■ **What the task asks**
Can you copy the records below verbatim, from the very first line up to and including the line that contains "cell-pr: 10 bbox=[378, 294, 385, 300]"?

■ **Data extract**

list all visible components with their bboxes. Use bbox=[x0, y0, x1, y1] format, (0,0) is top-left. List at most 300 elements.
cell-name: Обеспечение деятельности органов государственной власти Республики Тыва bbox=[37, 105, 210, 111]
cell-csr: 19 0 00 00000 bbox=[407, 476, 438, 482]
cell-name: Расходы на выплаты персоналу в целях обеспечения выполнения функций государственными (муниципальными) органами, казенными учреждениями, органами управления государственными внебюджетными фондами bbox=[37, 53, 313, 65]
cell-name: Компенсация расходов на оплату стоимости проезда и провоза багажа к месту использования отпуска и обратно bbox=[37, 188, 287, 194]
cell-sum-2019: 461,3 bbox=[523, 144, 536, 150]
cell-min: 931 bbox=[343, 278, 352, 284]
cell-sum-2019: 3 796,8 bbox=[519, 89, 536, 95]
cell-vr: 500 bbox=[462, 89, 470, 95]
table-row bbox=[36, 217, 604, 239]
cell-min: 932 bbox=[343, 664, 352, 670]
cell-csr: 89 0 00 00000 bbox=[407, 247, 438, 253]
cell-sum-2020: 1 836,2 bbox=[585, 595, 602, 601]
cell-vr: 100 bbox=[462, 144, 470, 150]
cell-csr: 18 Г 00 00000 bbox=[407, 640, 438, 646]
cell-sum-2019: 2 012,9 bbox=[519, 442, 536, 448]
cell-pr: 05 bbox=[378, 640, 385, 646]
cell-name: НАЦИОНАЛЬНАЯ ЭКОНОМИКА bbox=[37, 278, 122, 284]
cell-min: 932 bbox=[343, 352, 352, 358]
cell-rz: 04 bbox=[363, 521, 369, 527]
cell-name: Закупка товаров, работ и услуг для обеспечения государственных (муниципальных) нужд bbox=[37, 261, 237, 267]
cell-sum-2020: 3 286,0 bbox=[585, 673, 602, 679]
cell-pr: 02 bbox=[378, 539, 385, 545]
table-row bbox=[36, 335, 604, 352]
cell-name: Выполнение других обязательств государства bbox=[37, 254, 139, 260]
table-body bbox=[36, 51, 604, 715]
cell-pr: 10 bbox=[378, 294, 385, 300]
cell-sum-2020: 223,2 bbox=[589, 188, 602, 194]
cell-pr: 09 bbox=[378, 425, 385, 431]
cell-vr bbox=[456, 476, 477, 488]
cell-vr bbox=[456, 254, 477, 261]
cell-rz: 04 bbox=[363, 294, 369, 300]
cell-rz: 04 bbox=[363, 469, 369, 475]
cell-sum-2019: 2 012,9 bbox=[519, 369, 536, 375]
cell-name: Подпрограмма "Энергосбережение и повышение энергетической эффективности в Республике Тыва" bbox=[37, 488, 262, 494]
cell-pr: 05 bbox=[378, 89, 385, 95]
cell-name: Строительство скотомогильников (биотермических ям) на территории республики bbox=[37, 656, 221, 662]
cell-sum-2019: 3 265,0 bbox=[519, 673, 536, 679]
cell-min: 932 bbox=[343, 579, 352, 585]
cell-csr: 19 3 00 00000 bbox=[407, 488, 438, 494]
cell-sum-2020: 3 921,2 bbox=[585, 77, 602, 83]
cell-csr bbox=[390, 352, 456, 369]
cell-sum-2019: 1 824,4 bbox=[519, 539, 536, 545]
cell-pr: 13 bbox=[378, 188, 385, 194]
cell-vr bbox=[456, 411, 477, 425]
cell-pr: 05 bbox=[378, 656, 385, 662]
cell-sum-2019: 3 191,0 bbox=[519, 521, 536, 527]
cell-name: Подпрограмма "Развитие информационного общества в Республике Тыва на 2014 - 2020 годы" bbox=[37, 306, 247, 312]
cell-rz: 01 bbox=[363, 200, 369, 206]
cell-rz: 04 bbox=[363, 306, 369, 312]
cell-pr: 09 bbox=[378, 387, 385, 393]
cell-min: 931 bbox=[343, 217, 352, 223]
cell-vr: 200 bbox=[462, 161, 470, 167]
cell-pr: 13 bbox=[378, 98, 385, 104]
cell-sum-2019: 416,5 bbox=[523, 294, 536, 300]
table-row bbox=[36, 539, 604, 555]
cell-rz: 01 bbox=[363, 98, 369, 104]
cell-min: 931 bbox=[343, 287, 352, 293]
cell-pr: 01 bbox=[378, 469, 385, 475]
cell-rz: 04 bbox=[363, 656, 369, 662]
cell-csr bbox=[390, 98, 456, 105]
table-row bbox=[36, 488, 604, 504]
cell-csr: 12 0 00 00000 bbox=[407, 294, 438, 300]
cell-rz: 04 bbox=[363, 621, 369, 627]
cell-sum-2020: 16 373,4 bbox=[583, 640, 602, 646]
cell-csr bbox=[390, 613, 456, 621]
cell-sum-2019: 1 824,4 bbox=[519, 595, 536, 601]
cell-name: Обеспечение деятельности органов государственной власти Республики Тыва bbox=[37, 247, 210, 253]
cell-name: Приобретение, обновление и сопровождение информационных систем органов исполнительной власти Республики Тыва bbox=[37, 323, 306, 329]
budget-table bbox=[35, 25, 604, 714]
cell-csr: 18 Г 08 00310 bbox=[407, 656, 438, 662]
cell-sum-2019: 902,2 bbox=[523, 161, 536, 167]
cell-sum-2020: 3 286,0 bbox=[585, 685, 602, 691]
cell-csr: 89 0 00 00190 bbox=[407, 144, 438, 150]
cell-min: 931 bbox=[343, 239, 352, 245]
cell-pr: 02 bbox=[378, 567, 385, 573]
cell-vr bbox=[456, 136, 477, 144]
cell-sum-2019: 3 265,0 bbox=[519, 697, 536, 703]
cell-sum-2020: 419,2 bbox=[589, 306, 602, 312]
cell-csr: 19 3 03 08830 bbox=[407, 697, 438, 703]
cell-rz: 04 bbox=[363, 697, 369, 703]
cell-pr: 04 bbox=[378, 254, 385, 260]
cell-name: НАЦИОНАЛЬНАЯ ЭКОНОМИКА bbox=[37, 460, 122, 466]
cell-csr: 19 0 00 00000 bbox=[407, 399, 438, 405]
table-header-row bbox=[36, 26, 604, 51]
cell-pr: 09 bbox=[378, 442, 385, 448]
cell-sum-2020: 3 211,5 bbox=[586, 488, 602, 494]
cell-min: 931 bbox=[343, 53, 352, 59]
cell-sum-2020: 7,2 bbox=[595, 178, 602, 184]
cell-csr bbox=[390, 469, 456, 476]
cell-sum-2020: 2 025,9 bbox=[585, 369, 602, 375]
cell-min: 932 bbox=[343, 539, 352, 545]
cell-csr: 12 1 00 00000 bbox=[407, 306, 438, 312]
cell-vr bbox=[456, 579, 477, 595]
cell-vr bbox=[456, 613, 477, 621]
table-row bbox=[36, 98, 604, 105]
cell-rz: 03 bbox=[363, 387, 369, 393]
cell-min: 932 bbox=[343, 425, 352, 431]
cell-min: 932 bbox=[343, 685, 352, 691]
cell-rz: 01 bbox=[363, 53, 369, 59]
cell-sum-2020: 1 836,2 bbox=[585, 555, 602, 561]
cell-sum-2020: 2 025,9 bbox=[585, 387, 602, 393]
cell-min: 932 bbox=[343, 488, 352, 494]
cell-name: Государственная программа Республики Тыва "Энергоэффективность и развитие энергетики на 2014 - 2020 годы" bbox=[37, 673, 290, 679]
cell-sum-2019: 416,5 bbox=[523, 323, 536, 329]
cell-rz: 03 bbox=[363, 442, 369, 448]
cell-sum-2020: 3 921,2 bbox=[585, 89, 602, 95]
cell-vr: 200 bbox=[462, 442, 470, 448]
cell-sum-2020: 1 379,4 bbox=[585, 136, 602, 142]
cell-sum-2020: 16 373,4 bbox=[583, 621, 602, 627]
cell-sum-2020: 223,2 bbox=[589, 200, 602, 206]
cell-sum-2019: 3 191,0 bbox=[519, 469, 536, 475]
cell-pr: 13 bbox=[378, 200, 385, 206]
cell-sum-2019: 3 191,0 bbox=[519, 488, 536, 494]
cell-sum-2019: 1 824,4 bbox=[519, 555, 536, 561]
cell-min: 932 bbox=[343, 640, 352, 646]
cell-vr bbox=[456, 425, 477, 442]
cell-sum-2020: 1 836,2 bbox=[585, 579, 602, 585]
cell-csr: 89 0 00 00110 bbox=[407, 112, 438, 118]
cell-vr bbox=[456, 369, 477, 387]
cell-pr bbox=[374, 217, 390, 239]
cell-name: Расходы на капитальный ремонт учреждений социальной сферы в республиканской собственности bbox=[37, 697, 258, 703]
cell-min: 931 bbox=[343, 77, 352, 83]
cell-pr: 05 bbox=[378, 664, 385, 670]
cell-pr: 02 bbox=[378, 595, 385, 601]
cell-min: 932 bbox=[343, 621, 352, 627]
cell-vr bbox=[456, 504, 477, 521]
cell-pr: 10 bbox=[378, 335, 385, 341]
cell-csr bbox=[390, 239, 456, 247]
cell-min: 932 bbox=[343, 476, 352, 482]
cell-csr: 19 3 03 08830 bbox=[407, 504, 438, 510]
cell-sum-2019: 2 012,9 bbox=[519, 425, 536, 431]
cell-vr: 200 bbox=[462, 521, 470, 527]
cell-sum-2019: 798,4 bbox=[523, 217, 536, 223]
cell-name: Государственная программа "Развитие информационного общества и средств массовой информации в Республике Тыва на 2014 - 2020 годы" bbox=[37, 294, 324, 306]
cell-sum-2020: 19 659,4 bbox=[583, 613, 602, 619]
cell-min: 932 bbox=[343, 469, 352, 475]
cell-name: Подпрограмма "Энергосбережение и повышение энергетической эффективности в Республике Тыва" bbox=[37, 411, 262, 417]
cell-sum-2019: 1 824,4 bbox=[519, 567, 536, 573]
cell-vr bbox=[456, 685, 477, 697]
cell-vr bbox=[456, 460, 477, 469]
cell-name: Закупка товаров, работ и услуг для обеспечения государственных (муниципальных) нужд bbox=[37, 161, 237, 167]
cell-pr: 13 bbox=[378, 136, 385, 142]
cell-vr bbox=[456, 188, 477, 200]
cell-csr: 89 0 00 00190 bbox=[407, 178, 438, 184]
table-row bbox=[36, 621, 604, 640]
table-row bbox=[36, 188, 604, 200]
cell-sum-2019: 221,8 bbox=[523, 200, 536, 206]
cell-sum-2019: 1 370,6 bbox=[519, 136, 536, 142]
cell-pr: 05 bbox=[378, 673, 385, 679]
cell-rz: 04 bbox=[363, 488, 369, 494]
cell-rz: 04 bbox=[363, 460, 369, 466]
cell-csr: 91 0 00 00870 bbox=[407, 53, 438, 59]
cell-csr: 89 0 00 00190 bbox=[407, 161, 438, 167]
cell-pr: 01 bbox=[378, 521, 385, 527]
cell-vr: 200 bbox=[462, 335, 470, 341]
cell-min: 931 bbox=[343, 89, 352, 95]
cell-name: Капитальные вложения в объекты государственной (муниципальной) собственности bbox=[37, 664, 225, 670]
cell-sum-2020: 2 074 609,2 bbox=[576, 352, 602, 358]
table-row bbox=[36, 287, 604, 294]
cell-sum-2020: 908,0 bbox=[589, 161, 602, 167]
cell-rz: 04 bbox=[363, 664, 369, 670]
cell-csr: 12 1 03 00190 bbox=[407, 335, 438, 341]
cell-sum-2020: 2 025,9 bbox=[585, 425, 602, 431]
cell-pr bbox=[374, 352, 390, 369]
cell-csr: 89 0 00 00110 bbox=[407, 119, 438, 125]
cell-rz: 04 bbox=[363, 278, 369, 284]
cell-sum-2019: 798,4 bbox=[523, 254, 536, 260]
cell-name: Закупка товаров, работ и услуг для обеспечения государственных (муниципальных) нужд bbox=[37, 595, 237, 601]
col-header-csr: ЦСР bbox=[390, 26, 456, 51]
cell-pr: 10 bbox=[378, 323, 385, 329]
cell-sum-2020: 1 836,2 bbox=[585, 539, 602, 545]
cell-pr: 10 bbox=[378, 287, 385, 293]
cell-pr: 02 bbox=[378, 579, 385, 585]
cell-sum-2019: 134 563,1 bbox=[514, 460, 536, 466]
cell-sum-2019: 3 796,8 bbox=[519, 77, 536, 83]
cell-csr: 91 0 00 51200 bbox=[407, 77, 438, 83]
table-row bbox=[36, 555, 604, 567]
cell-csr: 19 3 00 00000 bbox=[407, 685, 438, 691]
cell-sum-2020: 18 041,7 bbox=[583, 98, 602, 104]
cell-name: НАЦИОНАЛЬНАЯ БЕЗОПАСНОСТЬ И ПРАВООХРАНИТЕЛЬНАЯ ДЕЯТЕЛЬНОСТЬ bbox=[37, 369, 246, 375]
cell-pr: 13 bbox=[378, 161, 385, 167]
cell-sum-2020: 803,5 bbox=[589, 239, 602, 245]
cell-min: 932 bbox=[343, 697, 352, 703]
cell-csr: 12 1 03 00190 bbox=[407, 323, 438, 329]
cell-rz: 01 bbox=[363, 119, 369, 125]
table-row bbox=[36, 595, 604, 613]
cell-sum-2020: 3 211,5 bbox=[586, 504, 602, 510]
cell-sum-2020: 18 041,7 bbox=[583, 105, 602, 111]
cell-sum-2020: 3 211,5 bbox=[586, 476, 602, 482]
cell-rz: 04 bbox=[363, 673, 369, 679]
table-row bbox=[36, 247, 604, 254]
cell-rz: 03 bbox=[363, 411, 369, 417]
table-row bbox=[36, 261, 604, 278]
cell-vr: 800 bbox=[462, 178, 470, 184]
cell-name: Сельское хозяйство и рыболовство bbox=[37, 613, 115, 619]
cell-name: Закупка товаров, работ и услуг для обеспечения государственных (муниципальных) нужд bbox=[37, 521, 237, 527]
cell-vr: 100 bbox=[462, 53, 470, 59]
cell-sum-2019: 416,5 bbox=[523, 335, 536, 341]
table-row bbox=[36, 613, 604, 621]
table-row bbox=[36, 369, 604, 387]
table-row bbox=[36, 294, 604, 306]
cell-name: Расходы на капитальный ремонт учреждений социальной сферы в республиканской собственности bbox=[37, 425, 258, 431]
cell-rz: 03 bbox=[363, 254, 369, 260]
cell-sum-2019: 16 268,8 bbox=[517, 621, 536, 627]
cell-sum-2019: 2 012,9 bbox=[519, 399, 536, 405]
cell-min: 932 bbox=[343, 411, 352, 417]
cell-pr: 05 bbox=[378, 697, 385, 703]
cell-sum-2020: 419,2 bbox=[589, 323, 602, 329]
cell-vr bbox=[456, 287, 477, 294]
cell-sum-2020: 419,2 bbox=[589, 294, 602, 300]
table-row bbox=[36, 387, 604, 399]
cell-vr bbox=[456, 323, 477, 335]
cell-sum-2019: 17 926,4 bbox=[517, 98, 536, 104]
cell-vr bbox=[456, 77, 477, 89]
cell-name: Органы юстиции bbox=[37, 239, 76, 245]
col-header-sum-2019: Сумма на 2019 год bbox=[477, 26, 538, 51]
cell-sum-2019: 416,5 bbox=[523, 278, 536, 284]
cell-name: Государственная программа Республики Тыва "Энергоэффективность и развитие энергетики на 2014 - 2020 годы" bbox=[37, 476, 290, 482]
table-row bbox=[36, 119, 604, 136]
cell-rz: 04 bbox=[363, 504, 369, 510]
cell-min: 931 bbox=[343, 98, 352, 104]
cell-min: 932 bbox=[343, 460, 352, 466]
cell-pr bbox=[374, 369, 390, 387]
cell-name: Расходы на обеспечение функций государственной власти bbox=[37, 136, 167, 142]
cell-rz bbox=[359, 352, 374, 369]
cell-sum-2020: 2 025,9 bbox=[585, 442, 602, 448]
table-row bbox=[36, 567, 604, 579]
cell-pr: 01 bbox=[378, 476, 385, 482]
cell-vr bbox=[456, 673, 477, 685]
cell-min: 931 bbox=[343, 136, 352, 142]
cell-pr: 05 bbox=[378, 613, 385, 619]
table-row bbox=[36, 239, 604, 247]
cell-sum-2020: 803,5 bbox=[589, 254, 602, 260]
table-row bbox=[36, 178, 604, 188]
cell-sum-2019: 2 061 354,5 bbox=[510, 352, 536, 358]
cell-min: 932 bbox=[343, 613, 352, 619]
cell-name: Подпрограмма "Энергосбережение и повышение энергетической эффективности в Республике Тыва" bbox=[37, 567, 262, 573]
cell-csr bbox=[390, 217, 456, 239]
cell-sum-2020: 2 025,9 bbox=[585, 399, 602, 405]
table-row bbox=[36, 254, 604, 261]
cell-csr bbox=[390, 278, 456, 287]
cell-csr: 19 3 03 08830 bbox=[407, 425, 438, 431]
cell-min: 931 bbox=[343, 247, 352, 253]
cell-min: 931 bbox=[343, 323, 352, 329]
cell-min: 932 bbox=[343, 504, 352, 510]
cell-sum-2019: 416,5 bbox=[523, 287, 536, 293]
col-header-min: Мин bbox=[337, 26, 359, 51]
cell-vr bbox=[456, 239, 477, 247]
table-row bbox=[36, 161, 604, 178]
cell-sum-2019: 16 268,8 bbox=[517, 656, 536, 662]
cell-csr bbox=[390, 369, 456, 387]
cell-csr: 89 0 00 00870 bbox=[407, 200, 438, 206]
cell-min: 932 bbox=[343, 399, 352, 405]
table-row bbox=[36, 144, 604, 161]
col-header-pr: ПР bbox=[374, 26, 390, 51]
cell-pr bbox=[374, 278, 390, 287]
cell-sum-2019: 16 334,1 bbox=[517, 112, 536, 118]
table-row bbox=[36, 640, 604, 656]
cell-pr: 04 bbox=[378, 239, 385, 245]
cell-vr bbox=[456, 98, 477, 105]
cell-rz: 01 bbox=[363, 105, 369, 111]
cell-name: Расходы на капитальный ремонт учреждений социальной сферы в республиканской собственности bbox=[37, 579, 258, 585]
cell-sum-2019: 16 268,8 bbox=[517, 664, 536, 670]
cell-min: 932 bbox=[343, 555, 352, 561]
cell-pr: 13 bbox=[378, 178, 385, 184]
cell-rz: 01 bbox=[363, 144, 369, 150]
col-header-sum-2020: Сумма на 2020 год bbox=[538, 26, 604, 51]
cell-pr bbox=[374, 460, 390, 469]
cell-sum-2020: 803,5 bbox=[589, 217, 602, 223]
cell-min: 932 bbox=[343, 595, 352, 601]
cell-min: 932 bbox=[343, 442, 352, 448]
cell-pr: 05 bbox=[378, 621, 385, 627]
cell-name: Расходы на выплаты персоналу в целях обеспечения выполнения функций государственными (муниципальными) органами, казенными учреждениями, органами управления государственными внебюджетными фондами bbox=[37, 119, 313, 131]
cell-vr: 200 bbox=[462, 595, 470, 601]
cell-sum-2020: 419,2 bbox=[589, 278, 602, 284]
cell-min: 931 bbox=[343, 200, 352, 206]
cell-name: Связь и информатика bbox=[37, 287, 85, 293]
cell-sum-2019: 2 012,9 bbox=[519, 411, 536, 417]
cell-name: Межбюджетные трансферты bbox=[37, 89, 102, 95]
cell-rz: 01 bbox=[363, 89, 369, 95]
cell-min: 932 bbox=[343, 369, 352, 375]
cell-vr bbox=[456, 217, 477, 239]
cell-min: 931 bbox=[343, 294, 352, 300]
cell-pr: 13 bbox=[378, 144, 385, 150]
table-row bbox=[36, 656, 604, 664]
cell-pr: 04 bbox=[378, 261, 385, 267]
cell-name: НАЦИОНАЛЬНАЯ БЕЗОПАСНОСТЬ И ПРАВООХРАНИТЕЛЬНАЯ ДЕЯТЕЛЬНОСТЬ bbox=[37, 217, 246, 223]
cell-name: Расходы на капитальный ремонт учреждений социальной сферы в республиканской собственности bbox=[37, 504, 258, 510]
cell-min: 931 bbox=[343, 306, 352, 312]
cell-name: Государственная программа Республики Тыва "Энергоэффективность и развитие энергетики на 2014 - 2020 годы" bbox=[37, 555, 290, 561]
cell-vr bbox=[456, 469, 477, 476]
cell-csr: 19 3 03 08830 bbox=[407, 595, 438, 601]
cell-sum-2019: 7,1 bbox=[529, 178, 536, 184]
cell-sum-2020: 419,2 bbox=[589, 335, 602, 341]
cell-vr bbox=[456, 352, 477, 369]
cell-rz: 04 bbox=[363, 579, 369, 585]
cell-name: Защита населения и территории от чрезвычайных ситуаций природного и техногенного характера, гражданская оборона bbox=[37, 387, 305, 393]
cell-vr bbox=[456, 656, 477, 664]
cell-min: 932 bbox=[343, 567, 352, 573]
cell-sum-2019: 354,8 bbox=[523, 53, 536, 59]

■ **Written reply**
list all visible components with their bboxes. Use bbox=[x0, y0, x1, y1] format, (0,0) is top-left. List at most 300 elements.
cell-name: Обеспечение деятельности органов государственной власти Республики Тыва bbox=[37, 105, 210, 111]
cell-csr: 19 0 00 00000 bbox=[407, 476, 438, 482]
cell-name: Расходы на выплаты персоналу в целях обеспечения выполнения функций государственными (муниципальными) органами, казенными учреждениями, органами управления государственными внебюджетными фондами bbox=[37, 53, 313, 65]
cell-name: Компенсация расходов на оплату стоимости проезда и провоза багажа к месту использования отпуска и обратно bbox=[37, 188, 287, 194]
cell-sum-2019: 461,3 bbox=[523, 144, 536, 150]
cell-min: 931 bbox=[343, 278, 352, 284]
cell-sum-2019: 3 796,8 bbox=[519, 89, 536, 95]
cell-vr: 500 bbox=[462, 89, 470, 95]
table-row bbox=[36, 217, 604, 239]
cell-min: 932 bbox=[343, 664, 352, 670]
cell-csr: 89 0 00 00000 bbox=[407, 247, 438, 253]
cell-sum-2020: 1 836,2 bbox=[585, 595, 602, 601]
cell-vr: 100 bbox=[462, 144, 470, 150]
cell-csr: 18 Г 00 00000 bbox=[407, 640, 438, 646]
cell-sum-2019: 2 012,9 bbox=[519, 442, 536, 448]
cell-pr: 05 bbox=[378, 640, 385, 646]
cell-name: НАЦИОНАЛЬНАЯ ЭКОНОМИКА bbox=[37, 278, 122, 284]
cell-min: 932 bbox=[343, 352, 352, 358]
cell-rz: 04 bbox=[363, 521, 369, 527]
cell-name: Закупка товаров, работ и услуг для обеспечения государственных (муниципальных) нужд bbox=[37, 261, 237, 267]
cell-sum-2020: 3 286,0 bbox=[585, 673, 602, 679]
cell-pr: 02 bbox=[378, 539, 385, 545]
table-row bbox=[36, 335, 604, 352]
cell-name: Выполнение других обязательств государства bbox=[37, 254, 139, 260]
table-body bbox=[36, 51, 604, 715]
cell-pr: 10 bbox=[378, 294, 385, 300]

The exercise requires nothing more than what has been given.